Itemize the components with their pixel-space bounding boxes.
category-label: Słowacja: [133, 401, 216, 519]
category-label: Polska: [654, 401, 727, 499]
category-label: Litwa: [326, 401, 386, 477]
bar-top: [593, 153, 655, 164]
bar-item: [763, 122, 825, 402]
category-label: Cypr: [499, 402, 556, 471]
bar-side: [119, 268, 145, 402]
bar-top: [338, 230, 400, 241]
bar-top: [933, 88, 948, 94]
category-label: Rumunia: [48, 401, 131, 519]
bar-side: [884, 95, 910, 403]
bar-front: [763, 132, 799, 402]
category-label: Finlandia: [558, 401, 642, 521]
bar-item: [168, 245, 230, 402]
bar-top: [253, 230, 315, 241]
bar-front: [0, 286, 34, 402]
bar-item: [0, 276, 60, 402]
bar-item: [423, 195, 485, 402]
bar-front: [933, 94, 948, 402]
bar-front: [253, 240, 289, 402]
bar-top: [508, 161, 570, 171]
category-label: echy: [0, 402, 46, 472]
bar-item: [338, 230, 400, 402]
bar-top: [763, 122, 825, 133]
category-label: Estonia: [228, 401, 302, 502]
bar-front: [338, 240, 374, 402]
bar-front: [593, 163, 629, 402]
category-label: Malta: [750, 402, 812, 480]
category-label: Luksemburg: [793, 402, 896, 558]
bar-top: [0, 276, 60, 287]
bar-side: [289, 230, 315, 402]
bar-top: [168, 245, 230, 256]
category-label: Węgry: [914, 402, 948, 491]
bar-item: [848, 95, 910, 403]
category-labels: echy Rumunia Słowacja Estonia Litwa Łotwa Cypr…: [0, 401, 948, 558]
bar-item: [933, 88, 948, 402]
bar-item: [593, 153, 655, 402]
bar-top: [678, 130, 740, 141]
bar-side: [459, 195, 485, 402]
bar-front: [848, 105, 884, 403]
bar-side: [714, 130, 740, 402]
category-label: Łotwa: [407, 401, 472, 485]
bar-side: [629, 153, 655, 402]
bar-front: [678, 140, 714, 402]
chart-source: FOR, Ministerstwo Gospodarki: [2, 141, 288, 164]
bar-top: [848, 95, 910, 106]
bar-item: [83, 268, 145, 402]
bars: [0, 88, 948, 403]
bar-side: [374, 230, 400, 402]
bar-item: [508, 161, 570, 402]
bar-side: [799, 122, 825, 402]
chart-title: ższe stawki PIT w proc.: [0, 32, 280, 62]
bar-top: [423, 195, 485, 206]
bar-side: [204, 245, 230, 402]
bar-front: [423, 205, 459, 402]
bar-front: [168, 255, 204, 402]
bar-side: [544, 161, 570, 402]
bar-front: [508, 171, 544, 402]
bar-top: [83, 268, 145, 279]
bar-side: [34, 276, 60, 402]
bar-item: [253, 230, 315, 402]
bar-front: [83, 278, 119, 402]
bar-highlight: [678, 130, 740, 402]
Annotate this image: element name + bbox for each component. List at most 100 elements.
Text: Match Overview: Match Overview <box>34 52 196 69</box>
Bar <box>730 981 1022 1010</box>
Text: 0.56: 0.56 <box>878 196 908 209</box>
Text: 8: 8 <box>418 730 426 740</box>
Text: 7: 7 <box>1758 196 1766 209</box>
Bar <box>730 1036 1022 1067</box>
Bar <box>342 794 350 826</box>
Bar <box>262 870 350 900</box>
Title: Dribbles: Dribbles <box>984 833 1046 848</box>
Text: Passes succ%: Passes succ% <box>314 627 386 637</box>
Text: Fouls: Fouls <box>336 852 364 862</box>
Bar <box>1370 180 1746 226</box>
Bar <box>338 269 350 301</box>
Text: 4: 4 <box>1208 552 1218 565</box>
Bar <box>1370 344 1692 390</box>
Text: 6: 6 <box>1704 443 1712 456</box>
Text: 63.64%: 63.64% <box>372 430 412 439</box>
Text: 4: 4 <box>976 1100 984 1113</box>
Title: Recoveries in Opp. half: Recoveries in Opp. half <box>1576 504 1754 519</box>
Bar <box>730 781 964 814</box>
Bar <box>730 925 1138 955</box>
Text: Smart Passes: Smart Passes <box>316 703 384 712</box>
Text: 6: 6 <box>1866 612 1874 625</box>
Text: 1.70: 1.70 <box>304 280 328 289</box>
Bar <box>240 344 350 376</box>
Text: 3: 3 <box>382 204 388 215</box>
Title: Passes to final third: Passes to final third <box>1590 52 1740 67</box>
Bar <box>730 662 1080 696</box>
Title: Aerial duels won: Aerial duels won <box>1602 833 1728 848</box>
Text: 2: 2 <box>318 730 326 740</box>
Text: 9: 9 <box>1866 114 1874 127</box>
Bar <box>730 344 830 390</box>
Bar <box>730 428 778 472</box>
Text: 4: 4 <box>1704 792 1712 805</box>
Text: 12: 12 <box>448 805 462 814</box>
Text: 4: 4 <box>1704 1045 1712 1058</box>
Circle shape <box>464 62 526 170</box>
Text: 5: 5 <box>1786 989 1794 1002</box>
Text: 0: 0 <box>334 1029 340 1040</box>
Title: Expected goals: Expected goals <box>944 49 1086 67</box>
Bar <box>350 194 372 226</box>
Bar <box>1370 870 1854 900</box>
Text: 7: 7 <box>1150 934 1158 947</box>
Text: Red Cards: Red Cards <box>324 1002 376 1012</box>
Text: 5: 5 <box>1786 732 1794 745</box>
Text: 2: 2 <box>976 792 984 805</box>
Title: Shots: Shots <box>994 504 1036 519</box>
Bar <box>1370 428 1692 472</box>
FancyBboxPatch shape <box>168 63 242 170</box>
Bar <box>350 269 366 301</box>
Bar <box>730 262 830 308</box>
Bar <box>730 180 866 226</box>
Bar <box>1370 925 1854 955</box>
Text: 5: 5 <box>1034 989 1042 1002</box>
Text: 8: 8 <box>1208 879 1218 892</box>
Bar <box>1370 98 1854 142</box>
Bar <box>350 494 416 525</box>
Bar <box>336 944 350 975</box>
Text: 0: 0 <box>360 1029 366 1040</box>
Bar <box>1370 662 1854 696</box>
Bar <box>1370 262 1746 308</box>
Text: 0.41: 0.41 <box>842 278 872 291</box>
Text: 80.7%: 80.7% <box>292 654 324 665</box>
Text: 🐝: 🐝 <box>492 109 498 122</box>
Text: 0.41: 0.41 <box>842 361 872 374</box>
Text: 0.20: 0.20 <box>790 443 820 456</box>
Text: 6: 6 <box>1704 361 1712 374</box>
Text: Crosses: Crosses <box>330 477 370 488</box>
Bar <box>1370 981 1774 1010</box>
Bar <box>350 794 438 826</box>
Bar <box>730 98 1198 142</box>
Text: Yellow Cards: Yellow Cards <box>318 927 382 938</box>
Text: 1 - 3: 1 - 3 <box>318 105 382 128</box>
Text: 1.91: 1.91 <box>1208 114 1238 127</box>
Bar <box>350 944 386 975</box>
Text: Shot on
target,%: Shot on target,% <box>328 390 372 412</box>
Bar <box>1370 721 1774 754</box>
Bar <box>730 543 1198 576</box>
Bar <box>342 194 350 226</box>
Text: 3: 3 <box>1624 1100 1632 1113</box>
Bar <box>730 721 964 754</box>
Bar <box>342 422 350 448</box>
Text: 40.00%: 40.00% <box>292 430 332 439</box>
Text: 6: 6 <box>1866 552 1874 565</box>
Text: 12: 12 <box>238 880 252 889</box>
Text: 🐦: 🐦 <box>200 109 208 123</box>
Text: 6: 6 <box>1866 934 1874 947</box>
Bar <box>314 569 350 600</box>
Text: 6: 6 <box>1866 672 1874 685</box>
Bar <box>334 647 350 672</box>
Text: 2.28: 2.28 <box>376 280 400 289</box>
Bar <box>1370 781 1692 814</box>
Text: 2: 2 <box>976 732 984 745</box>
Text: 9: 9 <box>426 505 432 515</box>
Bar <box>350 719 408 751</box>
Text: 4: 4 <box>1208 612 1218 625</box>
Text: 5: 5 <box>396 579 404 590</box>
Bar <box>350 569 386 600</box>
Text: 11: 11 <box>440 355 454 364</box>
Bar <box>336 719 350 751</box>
___
*PROBLEM STATEMENT:* Convert the records above into a numbered list, leaving out any blank lines. Start with the first line of the records and go through the line that contains "bar-item: [593, 153, 655, 402]", including both ends and nothing beyond that line.

*ANSWER TO THIS EXERCISE:*
1. Itemize the components with their pixel-space bounding boxes.
2. category-label: Słowacja: [133, 401, 216, 519]
3. category-label: Polska: [654, 401, 727, 499]
4. category-label: Litwa: [326, 401, 386, 477]
5. bar-top: [593, 153, 655, 164]
6. bar-item: [763, 122, 825, 402]
7. category-label: Cypr: [499, 402, 556, 471]
8. bar-side: [119, 268, 145, 402]
9. bar-top: [338, 230, 400, 241]
10. bar-top: [933, 88, 948, 94]
11. category-label: Rumunia: [48, 401, 131, 519]
12. bar-side: [884, 95, 910, 403]
13. bar-front: [763, 132, 799, 402]
14. category-label: Finlandia: [558, 401, 642, 521]
15. bar-item: [168, 245, 230, 402]
16. bar-top: [253, 230, 315, 241]
17. bar-front: [0, 286, 34, 402]
18. bar-item: [0, 276, 60, 402]
19. bar-item: [423, 195, 485, 402]
20. bar-front: [933, 94, 948, 402]
21. bar-front: [253, 240, 289, 402]
22. bar-top: [508, 161, 570, 171]
23. category-label: echy: [0, 402, 46, 472]
24. bar-item: [338, 230, 400, 402]
25. bar-top: [763, 122, 825, 133]
26. category-label: Estonia: [228, 401, 302, 502]
27. bar-front: [338, 240, 374, 402]
28. bar-front: [593, 163, 629, 402]
29. category-label: Malta: [750, 402, 812, 480]
30. category-label: Luksemburg: [793, 402, 896, 558]
31. bar-top: [0, 276, 60, 287]
32. bar-side: [289, 230, 315, 402]
33. bar-top: [168, 245, 230, 256]
34. category-label: Węgry: [914, 402, 948, 491]
35. bar-item: [848, 95, 910, 403]
36. category-labels: echy Rumunia Słowacja Estonia Litwa Łotwa Cypr…: [0, 401, 948, 558]
37. bar-item: [933, 88, 948, 402]
38. bar-item: [593, 153, 655, 402]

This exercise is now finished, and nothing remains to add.